Request:
Where a line holds "title", copy it.

Data rows:
start

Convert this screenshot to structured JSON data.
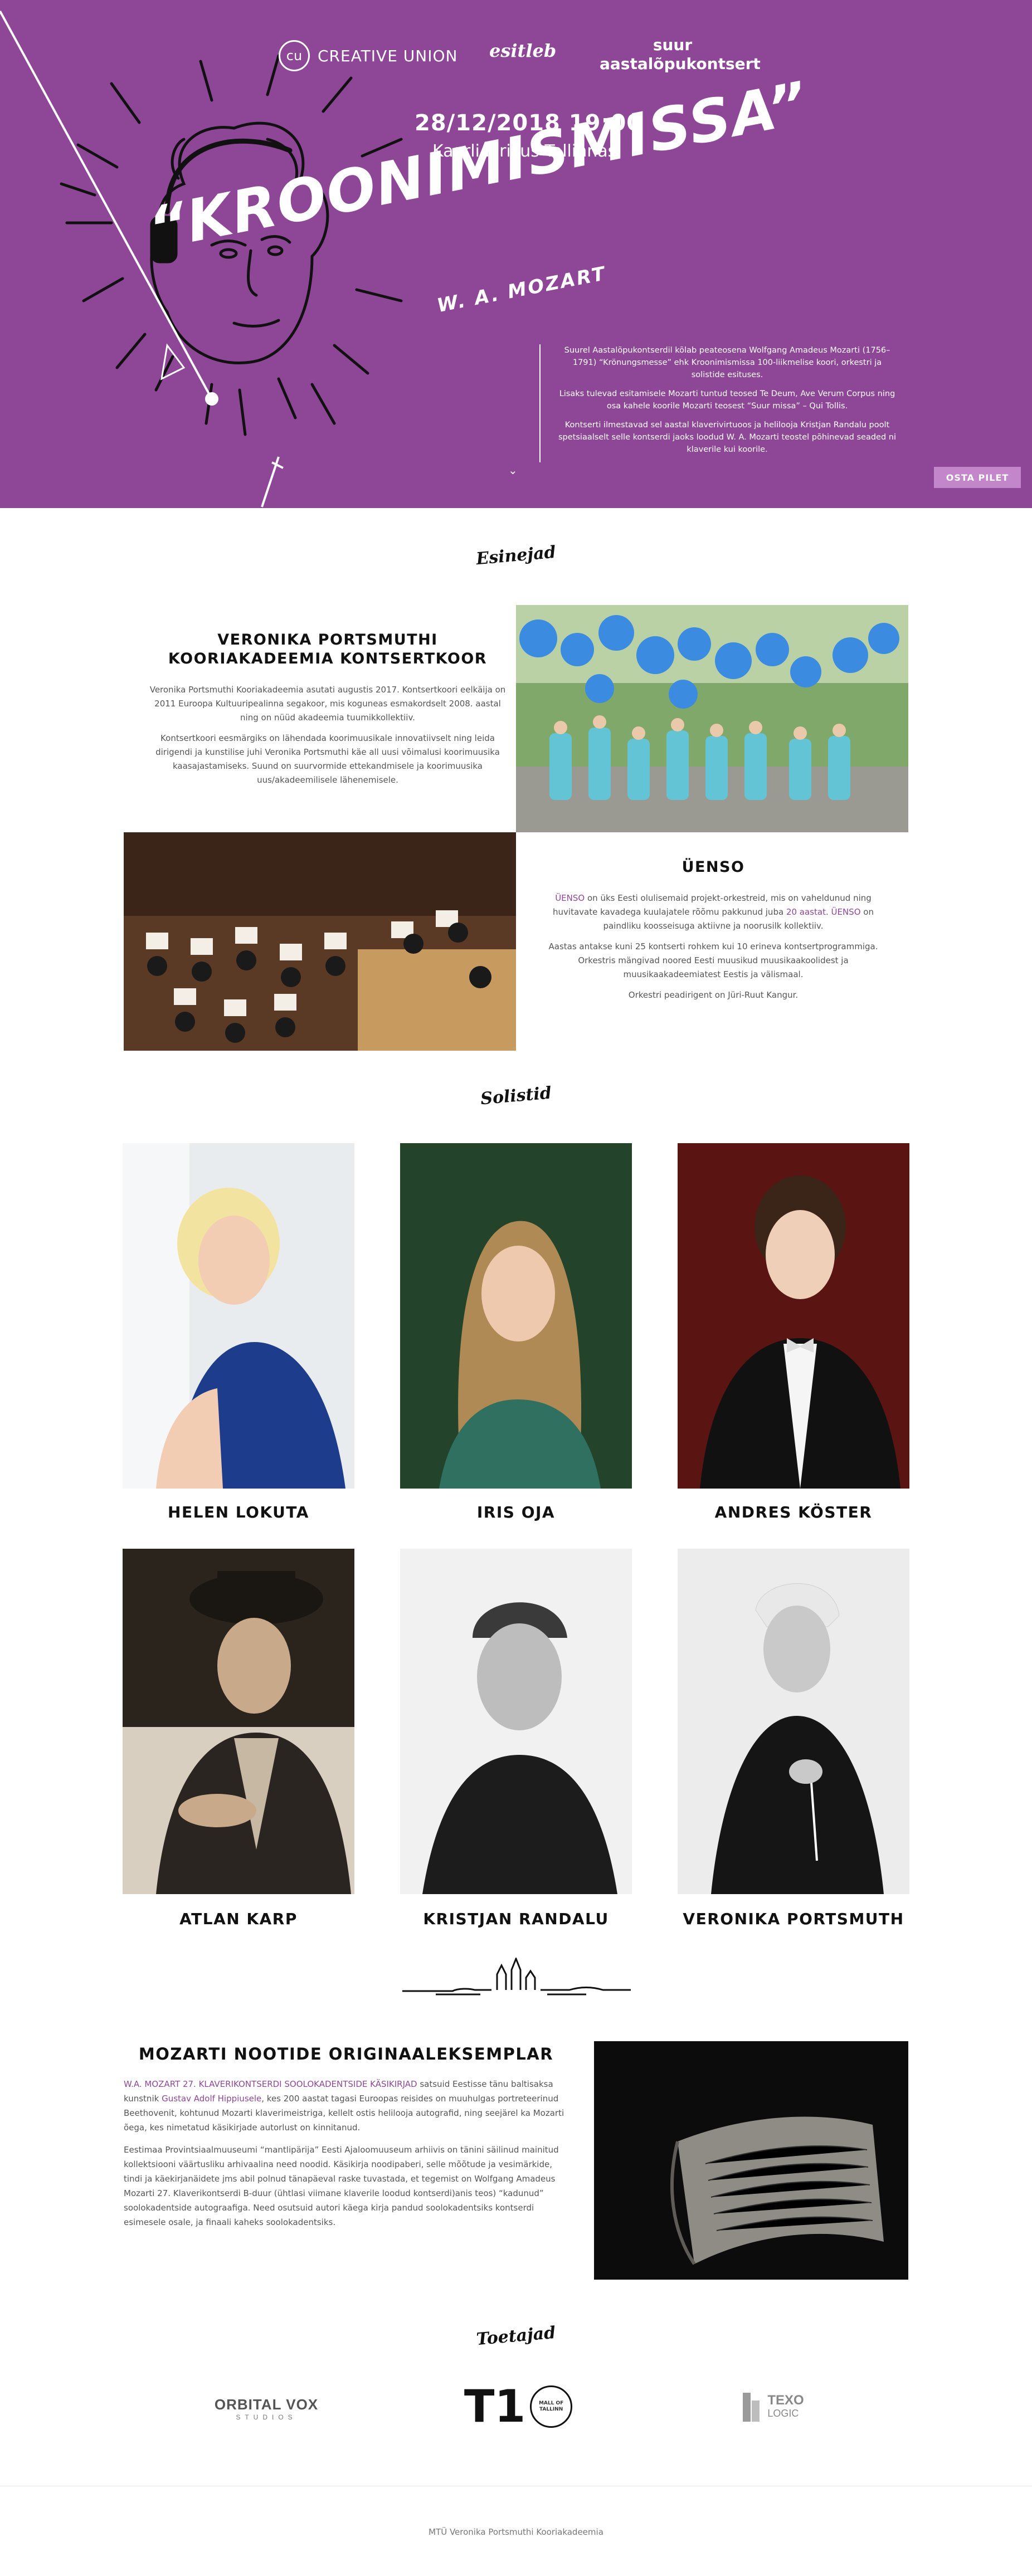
{
  "brand": {
    "logo": "cu-logo",
    "name": "CREATIVE UNION"
  },
  "hero": {
    "presents": "esitleb",
    "concert_type": "suur aastalõpukontsert",
    "date": "28/12/2018 19:00",
    "venue": "Kaarli kirikus Tallinnas",
    "title": "“KROONIMISMISSA”",
    "composer": "W. A. MOZART",
    "description": [
      "Suurel Aastalõpukontserdil kõlab peateosena Wolfgang Amadeus Mozarti (1756–1791) “Krönungsmesse” ehk Kroonimismissa 100-liikmelise koori, orkestri ja solistide esituses.",
      "Lisaks tulevad esitamisele Mozarti tuntud teosed Te Deum, Ave Verum Corpus ning osa kahele koorile Mozarti teosest “Suur missa” – Qui Tollis.",
      "Kontserti ilmestavad sel aastal klaverivirtuoos ja helilooja Kristjan Randalu poolt spetsiaalselt selle kontserdi jaoks loodud W. A. Mozarti teostel põhinevad seaded ni klaverile kui koorile."
    ],
    "scroll_icon": "chevron-down-icon",
    "buy_button": "OSTA PILET",
    "accent": "#8e4797"
  },
  "performers": {
    "heading": "Esinejad",
    "choir": {
      "title": "VERONIKA PORTSMUTHI KOORIAKADEEMIA KONTSERTKOOR",
      "paragraphs": [
        "Veronika Portsmuthi Kooriakadeemia asutati augustis 2017. Kontsertkoori eelkäija on 2011 Euroopa Kultuuripealinna segakoor, mis koguneas esmakordselt 2008. aastal ning on nüüd akadeemia tuumikkollektiiv.",
        "Kontsertkoori eesmärgiks on lähendada koorimuusikale innovatiivselt ning leida dirigendi ja kunstilise juhi Veronika Portsmuthi käe all uusi võimalusi koorimuusika kaasajastamiseks. Suund on suurvormide ettekandmisele ja koorimuusika uus/akadeemilisele lähenemisele."
      ]
    },
    "orchestra": {
      "title": "ÜENSO",
      "p1_lead": "ÜENSO",
      "p1_a": " on üks Eesti olulisemaid projekt-orkestreid, mis on vaheldunud ning huvitavate kavadega kuulajatele rõõmu pakkunud juba ",
      "p1_years": "20 aastat",
      "p1_b": ". ",
      "p1_lead2": "ÜENSO",
      "p1_c": " on paindliku koosseisuga aktiivne ja noorusilk kollektiiv.",
      "p2": "Aastas antakse kuni 25 kontserti rohkem kui 10 erineva kontsertprogrammiga. Orkestris mängivad noored Eesti muusikud muusikaakoolidest ja muusikaakadeemiatest Eestis ja välismaal.",
      "p3": "Orkestri peadirigent on Jüri-Ruut Kangur."
    }
  },
  "soloists": {
    "heading": "Solistid",
    "people": [
      {
        "name": "HELEN LOKUTA"
      },
      {
        "name": "IRIS OJA"
      },
      {
        "name": "ANDRES KÖSTER"
      },
      {
        "name": "ATLAN KARP"
      },
      {
        "name": "KRISTJAN RANDALU"
      },
      {
        "name": "VERONIKA PORTSMUTH"
      }
    ]
  },
  "manuscript": {
    "divider_icon": "tallinn-skyline-icon",
    "title": "MOZARTI NOOTIDE ORIGINAALEKSEMPLAR",
    "p1_lead": "W.A. MOZART 27. KLAVERIKONTSERDI SOOLOKADENTSIDE KÄSIKIRJAD",
    "p1_a": " satsuid Eestisse tänu baltisaksa kunstnik ",
    "p1_link": "Gustav Adolf  Hippiusele",
    "p1_b": ", kes 200 aastat tagasi Euroopas reisides on muuhulgas portreteerinud Beethovenit, kohtunud Mozarti klaverimeistriga, kellelt ostis helilooja autografid, ning seejärel ka Mozarti õega, kes nimetatud käsikirjade autorlust on kinnitanud.",
    "p2": "Eestimaa Provintsiaalmuuseumi “mantlipärija” Eesti Ajaloomuuseum arhiivis on tänini säilinud mainitud kollektsiooni väärtusliku arhivaalina need noodid. Käsikirja noodipaberi, selle mõõtude ja vesimärkide, tindi ja käekirjanäidete jms abil polnud tänapäeval raske tuvastada, et tegemist on Wolfgang Amadeus Mozarti 27. Klaverikontserdi B-duur (ühtlasi viimane klaverile loodud kontserdi)anis teos) “kadunud” soolokadentside autograafiga. Need osutsuid autori käega kirja pandud soolokadentsiks kontserdi esimesele osale, ja finaali kaheks soolokadentsiks."
  },
  "sponsors": {
    "heading": "Toetajad",
    "items": [
      {
        "name": "ORBITAL VOX",
        "sub": "STUDIOS"
      },
      {
        "name": "T1",
        "sub": "MALL OF TALLINN"
      },
      {
        "name": "TEXO",
        "sub": "LOGIC"
      }
    ]
  },
  "footer": {
    "text": "MTÜ Veronika Portsmuthi Kooriakadeemia"
  }
}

end

Exercise output:
    "title": "“KROONIMISMISSA”",
      "title": "VERONIKA PORTSMUTHI KOORIAKADEEMIA KONTSERTKOOR",
      "title": "ÜENSO",
    "title": "MOZARTI NOOTIDE ORIGINAALEKSEMPLAR",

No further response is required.